[Available data start]
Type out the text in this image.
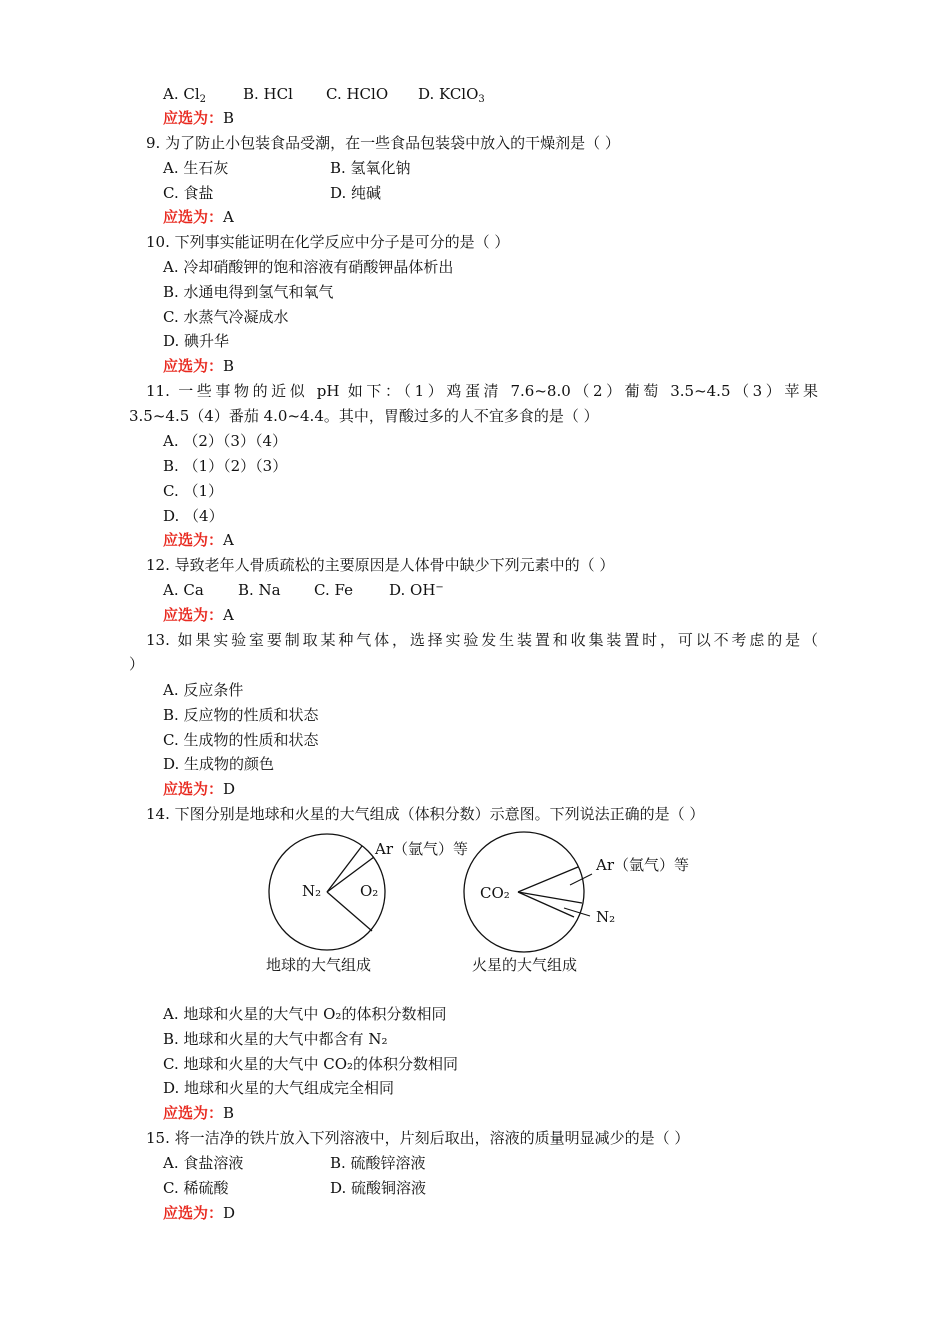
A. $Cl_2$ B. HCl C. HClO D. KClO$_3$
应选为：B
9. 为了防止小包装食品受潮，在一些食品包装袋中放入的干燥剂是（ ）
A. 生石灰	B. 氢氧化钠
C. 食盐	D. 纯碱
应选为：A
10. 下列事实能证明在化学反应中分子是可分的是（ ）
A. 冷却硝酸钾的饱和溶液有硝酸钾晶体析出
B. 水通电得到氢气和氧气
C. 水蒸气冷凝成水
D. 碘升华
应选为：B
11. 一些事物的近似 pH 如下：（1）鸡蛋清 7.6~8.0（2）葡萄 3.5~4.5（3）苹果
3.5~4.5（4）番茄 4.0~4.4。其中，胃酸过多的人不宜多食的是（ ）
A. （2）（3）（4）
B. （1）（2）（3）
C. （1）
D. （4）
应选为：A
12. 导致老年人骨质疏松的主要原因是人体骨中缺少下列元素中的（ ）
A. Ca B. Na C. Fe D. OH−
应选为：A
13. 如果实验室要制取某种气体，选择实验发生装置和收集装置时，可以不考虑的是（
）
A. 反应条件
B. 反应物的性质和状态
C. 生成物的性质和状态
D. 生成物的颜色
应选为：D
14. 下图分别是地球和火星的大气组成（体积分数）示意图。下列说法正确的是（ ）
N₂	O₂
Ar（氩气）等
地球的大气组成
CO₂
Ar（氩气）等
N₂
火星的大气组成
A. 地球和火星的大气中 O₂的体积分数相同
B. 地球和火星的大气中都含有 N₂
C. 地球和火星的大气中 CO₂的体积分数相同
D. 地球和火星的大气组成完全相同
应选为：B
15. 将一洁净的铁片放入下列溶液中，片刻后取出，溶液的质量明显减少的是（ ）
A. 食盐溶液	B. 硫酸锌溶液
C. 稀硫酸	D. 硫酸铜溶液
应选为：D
[Available data end]
### Instructions to follow
Copy the records above exactly, omitting every picture.

### Exercise response
Type out the text in this image.
A. $Cl_2$ B. HCl C. HClO D. KClO$_3$
应选为：B
9. 为了防止小包装食品受潮，在一些食品包装袋中放入的干燥剂是（ ）
A. 生石灰	B. 氢氧化钠
C. 食盐	D. 纯碱
应选为：A
10. 下列事实能证明在化学反应中分子是可分的是（ ）
A. 冷却硝酸钾的饱和溶液有硝酸钾晶体析出
B. 水通电得到氢气和氧气
C. 水蒸气冷凝成水
D. 碘升华
应选为：B
11. 一些事物的近似 pH 如下：（1）鸡蛋清 7.6~8.0（2）葡萄 3.5~4.5（3）苹果
3.5~4.5（4）番茄 4.0~4.4。其中，胃酸过多的人不宜多食的是（ ）
A. （2）（3）（4）
B. （1）（2）（3）
C. （1）
D. （4）
应选为：A
12. 导致老年人骨质疏松的主要原因是人体骨中缺少下列元素中的（ ）
A. Ca B. Na C. Fe D. OH−
应选为：A
13. 如果实验室要制取某种气体，选择实验发生装置和收集装置时，可以不考虑的是（
）
A. 反应条件
B. 反应物的性质和状态
C. 生成物的性质和状态
D. 生成物的颜色
应选为：D
14. 下图分别是地球和火星的大气组成（体积分数）示意图。下列说法正确的是（ ）
N₂	O₂
Ar（氩气）等
地球的大气组成
CO₂
Ar（氩气）等
N₂
火星的大气组成
A. 地球和火星的大气中 O₂的体积分数相同
B. 地球和火星的大气中都含有 N₂
C. 地球和火星的大气中 CO₂的体积分数相同
D. 地球和火星的大气组成完全相同
应选为：B
15. 将一洁净的铁片放入下列溶液中，片刻后取出，溶液的质量明显减少的是（ ）
A. 食盐溶液	B. 硫酸锌溶液
C. 稀硫酸	D. 硫酸铜溶液
应选为：D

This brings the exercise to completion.